## START Task input

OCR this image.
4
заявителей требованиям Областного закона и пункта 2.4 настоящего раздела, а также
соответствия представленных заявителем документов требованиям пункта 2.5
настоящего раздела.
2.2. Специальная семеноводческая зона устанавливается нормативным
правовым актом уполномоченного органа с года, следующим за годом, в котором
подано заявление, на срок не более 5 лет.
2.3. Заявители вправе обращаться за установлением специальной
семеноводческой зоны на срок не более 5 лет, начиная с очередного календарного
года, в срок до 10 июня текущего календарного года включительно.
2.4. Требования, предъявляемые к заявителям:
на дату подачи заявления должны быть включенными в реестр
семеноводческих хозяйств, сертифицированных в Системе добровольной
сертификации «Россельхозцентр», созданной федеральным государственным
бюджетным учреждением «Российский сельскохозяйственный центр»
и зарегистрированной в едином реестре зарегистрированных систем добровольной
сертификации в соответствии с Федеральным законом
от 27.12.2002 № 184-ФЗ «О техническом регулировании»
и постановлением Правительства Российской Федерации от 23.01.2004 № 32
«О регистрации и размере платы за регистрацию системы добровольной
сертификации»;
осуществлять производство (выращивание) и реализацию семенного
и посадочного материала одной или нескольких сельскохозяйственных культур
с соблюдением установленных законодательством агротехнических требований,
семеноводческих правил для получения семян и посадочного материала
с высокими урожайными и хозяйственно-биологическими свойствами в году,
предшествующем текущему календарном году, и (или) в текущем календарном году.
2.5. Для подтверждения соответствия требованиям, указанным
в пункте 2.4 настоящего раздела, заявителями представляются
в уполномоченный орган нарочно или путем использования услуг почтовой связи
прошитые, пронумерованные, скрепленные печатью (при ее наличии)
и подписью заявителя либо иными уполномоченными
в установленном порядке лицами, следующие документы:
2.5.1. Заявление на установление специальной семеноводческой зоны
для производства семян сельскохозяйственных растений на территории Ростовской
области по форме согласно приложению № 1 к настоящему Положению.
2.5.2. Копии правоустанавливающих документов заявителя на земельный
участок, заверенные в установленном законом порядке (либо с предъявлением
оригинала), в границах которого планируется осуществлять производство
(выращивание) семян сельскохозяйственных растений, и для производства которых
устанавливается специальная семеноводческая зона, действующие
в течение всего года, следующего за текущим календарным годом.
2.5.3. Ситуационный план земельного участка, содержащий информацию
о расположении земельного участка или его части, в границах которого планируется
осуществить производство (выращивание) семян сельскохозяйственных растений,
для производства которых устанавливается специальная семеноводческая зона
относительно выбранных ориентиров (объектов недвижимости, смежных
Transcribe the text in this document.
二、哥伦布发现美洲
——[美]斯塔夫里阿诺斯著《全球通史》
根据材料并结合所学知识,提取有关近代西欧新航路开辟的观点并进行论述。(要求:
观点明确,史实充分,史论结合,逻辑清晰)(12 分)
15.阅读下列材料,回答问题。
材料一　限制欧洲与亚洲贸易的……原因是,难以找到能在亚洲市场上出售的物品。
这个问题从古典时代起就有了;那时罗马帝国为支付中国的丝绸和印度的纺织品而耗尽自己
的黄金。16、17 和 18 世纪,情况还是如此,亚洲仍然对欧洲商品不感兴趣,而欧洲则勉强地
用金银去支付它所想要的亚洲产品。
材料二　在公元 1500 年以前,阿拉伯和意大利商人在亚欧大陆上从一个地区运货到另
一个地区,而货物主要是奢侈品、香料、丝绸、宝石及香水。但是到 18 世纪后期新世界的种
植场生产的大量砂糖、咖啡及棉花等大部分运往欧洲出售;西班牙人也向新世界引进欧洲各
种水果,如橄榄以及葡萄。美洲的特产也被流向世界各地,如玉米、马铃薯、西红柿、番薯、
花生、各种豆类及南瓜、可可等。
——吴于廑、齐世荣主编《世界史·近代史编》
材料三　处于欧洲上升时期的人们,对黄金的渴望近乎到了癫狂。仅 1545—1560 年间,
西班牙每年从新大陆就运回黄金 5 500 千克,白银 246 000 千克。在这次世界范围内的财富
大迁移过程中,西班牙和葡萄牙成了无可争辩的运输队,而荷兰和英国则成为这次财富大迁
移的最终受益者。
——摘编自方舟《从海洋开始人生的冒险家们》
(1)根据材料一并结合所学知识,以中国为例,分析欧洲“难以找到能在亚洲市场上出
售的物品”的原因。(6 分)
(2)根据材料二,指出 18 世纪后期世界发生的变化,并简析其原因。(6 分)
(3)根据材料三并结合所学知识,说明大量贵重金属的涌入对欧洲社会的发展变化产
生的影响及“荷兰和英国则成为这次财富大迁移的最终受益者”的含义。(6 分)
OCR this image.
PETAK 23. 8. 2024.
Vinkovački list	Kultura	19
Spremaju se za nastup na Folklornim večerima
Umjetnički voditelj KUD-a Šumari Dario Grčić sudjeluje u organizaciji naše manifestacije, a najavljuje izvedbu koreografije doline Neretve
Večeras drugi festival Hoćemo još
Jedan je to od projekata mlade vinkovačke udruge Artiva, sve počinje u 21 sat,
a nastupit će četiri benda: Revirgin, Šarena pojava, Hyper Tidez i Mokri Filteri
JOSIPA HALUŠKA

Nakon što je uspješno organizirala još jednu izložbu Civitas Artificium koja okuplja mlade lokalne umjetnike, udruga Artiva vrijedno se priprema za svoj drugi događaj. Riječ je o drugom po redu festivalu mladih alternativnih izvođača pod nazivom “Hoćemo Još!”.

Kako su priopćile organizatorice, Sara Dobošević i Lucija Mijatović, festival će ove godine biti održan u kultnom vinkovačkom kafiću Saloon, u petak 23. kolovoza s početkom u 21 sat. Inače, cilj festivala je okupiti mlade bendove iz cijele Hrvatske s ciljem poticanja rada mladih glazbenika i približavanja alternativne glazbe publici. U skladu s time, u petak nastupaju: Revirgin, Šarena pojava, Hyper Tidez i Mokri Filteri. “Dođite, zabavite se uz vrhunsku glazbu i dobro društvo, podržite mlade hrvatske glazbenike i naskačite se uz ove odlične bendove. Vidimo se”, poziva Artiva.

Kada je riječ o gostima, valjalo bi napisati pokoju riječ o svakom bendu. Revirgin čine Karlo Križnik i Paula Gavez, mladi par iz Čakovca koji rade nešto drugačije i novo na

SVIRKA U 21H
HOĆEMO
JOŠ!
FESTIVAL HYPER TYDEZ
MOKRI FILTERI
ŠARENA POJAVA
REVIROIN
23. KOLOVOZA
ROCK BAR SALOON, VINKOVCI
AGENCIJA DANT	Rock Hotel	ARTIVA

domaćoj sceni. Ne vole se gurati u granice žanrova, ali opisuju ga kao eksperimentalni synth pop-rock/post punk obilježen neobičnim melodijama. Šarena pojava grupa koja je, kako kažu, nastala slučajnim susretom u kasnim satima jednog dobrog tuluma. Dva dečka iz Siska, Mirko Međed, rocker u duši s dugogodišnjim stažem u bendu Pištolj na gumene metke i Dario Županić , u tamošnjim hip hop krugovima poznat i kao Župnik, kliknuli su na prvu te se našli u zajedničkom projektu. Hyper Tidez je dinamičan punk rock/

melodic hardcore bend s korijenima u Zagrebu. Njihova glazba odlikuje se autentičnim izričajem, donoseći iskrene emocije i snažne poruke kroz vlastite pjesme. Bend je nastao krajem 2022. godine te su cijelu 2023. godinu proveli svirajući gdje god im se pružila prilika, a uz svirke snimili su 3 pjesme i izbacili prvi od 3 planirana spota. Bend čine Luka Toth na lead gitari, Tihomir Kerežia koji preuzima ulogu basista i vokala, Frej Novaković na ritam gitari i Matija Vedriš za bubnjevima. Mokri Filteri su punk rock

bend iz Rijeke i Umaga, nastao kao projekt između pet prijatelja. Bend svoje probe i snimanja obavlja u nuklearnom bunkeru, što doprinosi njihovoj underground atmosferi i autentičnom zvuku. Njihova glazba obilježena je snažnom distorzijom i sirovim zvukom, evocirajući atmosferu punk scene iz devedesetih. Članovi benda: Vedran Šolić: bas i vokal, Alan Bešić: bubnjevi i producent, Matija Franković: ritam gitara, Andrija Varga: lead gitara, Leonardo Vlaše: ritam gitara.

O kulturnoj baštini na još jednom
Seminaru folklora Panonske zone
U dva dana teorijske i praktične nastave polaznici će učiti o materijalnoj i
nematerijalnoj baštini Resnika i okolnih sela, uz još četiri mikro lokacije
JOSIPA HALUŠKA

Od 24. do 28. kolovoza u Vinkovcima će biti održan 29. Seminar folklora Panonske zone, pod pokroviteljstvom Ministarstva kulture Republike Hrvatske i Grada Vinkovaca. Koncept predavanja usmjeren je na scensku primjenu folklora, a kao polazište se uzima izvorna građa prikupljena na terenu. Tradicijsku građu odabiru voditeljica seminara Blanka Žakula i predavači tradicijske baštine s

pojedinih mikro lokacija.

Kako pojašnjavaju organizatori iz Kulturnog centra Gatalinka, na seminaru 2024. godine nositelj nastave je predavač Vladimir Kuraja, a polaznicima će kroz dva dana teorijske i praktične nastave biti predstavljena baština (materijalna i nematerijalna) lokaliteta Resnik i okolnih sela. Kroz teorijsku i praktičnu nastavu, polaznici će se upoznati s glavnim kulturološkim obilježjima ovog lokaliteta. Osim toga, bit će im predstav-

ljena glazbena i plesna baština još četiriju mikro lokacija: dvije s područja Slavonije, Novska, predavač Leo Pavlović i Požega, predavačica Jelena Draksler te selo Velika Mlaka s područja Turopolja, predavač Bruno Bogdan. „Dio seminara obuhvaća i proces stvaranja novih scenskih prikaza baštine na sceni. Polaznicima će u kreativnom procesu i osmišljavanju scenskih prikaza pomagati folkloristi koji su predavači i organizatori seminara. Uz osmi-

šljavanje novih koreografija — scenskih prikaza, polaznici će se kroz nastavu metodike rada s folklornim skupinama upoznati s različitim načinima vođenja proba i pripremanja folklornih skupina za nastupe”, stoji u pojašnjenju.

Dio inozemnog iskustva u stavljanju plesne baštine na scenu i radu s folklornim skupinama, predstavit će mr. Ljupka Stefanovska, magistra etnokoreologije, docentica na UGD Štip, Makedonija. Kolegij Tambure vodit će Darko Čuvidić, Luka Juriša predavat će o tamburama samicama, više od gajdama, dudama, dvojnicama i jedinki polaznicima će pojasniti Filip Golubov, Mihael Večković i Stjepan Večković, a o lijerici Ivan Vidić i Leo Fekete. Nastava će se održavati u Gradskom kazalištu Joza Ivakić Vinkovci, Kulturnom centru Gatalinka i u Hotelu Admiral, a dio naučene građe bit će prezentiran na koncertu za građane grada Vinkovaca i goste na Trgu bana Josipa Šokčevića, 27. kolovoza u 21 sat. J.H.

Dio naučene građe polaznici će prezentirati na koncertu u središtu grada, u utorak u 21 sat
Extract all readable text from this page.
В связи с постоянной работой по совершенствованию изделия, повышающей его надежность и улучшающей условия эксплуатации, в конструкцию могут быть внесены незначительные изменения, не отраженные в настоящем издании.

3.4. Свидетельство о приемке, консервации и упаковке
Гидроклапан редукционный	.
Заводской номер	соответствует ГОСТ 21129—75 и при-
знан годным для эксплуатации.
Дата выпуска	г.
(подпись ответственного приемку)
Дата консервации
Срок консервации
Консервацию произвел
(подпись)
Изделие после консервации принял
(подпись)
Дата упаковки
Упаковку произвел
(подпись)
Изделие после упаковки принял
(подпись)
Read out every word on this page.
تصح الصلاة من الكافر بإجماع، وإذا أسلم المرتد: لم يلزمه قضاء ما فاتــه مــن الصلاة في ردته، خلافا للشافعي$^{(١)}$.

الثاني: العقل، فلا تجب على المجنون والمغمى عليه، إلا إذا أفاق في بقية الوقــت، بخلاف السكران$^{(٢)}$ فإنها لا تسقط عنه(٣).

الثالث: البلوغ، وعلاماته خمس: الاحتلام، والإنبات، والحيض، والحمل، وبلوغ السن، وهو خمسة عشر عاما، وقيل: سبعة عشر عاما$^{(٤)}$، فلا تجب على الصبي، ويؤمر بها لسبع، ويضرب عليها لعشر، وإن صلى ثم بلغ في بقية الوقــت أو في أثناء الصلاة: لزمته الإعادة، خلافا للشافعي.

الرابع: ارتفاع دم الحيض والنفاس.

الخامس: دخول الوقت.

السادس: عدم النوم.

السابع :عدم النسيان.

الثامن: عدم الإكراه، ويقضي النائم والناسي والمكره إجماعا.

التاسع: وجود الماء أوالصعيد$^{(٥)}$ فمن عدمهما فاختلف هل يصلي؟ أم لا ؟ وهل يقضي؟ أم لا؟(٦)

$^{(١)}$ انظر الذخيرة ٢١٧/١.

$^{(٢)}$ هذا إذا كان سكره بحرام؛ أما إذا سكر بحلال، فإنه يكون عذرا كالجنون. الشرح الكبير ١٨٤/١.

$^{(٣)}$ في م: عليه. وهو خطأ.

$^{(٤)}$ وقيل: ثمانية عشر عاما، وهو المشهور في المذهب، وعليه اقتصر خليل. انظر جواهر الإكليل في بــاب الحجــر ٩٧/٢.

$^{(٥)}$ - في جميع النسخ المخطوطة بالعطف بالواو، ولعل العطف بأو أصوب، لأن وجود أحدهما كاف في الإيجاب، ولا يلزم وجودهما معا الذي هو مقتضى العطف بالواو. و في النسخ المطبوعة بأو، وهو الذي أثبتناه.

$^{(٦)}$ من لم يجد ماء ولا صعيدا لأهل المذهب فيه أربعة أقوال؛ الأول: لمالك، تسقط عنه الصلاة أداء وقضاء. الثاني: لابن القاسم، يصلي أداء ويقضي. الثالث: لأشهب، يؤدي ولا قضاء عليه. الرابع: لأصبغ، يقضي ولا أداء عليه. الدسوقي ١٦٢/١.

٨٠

## END Task input

[Required task] In the records above, find each line that holds the word "осуществлять"; copy all such lines.

[Output]
осуществлять производство (выращивание) и реализацию семенного
оригинала), в границах которого планируется осуществлять производство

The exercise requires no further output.